SHORT PROBLEM: List each line in which the string "page" appears.

(Dataset items)
____
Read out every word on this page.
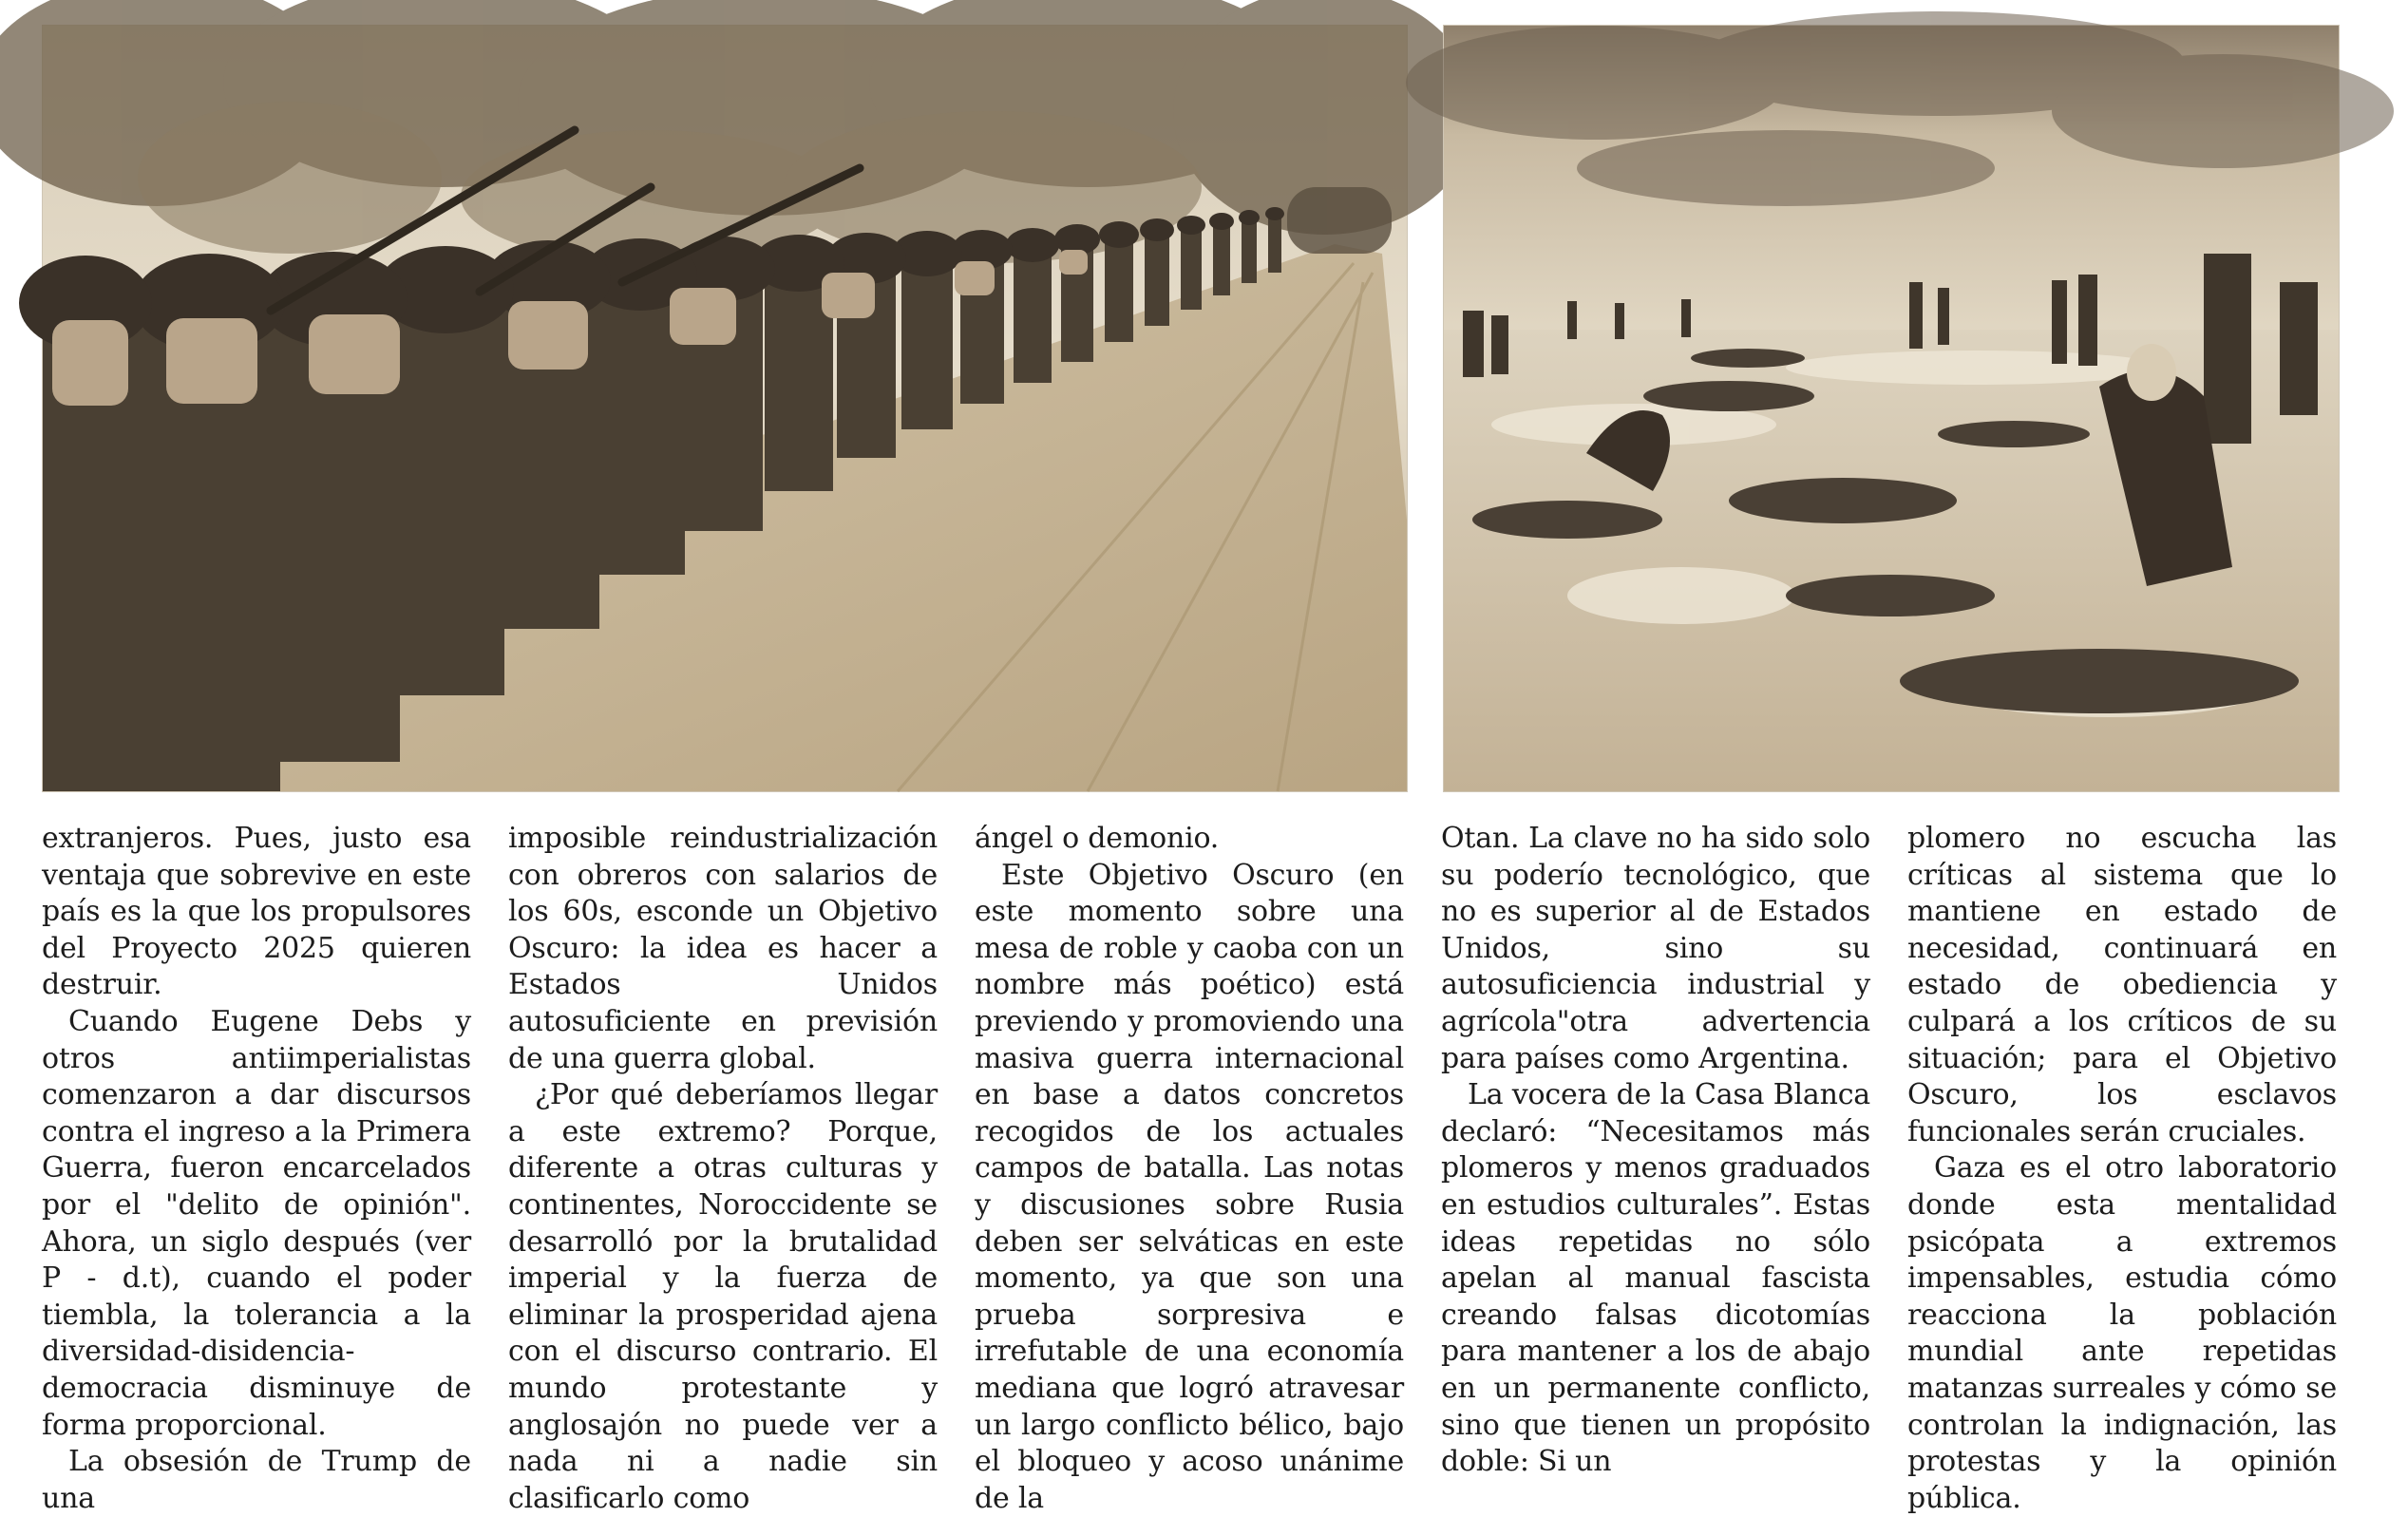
extranjeros. Pues, justo esa ventaja que sobrevive en este país es la que los propulsores del Proyecto 2025 quieren destruir.

Cuando Eugene Debs y otros antiimperialistas comenzaron a dar discursos contra el ingreso a la Primera Guerra, fueron encarcelados por el "delito de opinión". Ahora, un siglo después (ver P - d.t), cuando el poder tiembla, la tolerancia a la diversidad-disidencia-democracia disminuye de forma proporcional.

La obsesión de Trump de una

imposible reindustrialización con obreros con salarios de los 60s, esconde un Objetivo Oscuro: la idea es hacer a Estados Unidos autosuficiente en previsión de una guerra global.

¿Por qué deberíamos llegar a este extremo? Porque, diferente a otras culturas y continentes, Noroccidente se desarrolló por la brutalidad imperial y la fuerza de eliminar la prosperidad ajena con el discurso contrario. El mundo protestante y anglosajón no puede ver a nada ni a nadie sin clasificarlo como

ángel o demonio.

Este Objetivo Oscuro (en este momento sobre una mesa de roble y caoba con un nombre más poético) está previendo y promoviendo una masiva guerra internacional en base a datos concretos recogidos de los actuales campos de batalla. Las notas y discusiones sobre Rusia deben ser selváticas en este momento, ya que son una prueba sorpresiva e irrefutable de una economía mediana que logró atravesar un largo conflicto bélico, bajo el bloqueo y acoso unánime de la

Otan. La clave no ha sido solo su poderío tecnológico, que no es superior al de Estados Unidos, sino su autosuficiencia industrial y agrícola"otra advertencia para países como Argentina.

La vocera de la Casa Blanca declaró: “Necesitamos más plomeros y menos graduados en estudios culturales”. Estas ideas repetidas no sólo apelan al manual fascista creando falsas dicotomías para mantener a los de abajo en un permanente conflicto, sino que tienen un propósito doble: Si un

plomero no escucha las críticas al sistema que lo mantiene en estado de necesidad, continuará en estado de obediencia y culpará a los críticos de su situación; para el Objetivo Oscuro, los esclavos funcionales serán cruciales.

Gaza es el otro laboratorio donde esta mentalidad psicópata a extremos impensables, estudia cómo reacciona la población mundial ante repetidas matanzas surreales y cómo se controlan la indignación, las protestas y la opinión pública.
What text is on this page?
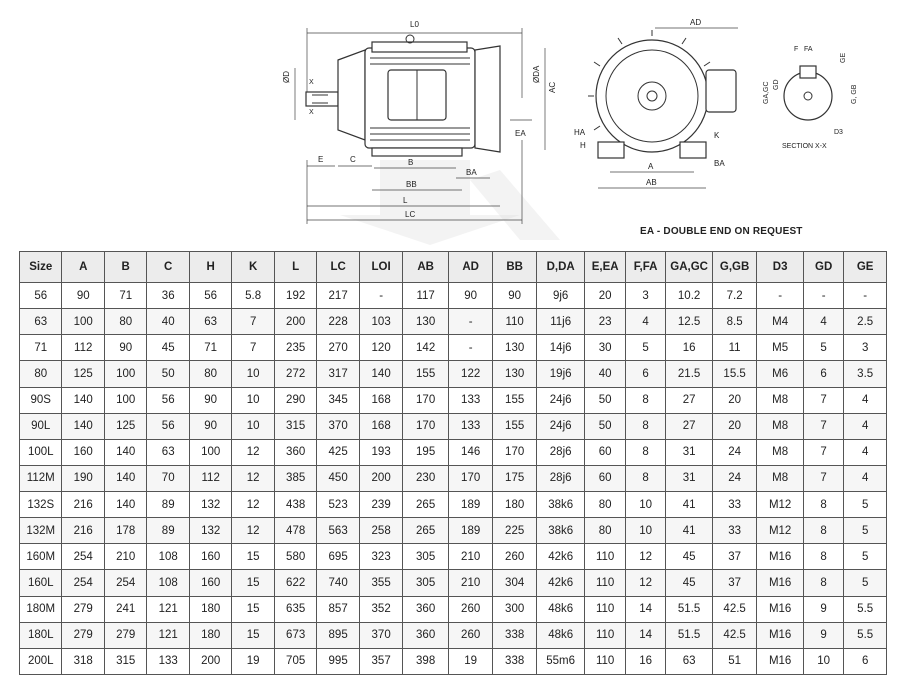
L0
ØD	X
X
ØDA
AC
EA	HA
H
E	C	B
BA
BB
L
LC
AD
K
A
AB
BA
F FA
GE
GD
GA,GC	G, GB
D3
SECTION X-X
EA - DOUBLE END ON REQUEST
Size	A	B	C	H	K	L	LC	LOI	AB	AD	BB	D,DA	E,EA	F,FA	GA,GC	G,GB	D3	GD	GE
56	90	71	36	56	5.8	192	217	-	117	90	90	9j6	20	3	10.2	7.2	-	-	-
63	100	80	40	63	7	200	228	103	130	-	110	11j6	23	4	12.5	8.5	M4	4	2.5
71	112	90	45	71	7	235	270	120	142	-	130	14j6	30	5	16	11	M5	5	3
80	125	100	50	80	10	272	317	140	155	122	130	19j6	40	6	21.5	15.5	M6	6	3.5
90S	140	100	56	90	10	290	345	168	170	133	155	24j6	50	8	27	20	M8	7	4
90L	140	125	56	90	10	315	370	168	170	133	155	24j6	50	8	27	20	M8	7	4
100L	160	140	63	100	12	360	425	193	195	146	170	28j6	60	8	31	24	M8	7	4
112M	190	140	70	112	12	385	450	200	230	170	175	28j6	60	8	31	24	M8	7	4
132S	216	140	89	132	12	438	523	239	265	189	180	38k6	80	10	41	33	M12	8	5
132M	216	178	89	132	12	478	563	258	265	189	225	38k6	80	10	41	33	M12	8	5
160M	254	210	108	160	15	580	695	323	305	210	260	42k6	110	12	45	37	M16	8	5
160L	254	254	108	160	15	622	740	355	305	210	304	42k6	110	12	45	37	M16	8	5
180M	279	241	121	180	15	635	857	352	360	260	300	48k6	110	14	51.5	42.5	M16	9	5.5
180L	279	279	121	180	15	673	895	370	360	260	338	48k6	110	14	51.5	42.5	M16	9	5.5
200L	318	315	133	200	19	705	995	357	398	19	338	55m6	110	16	63	51	M16	10	6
____
ANSWER BELOW:
Read out every word on this page.
What text is on this page?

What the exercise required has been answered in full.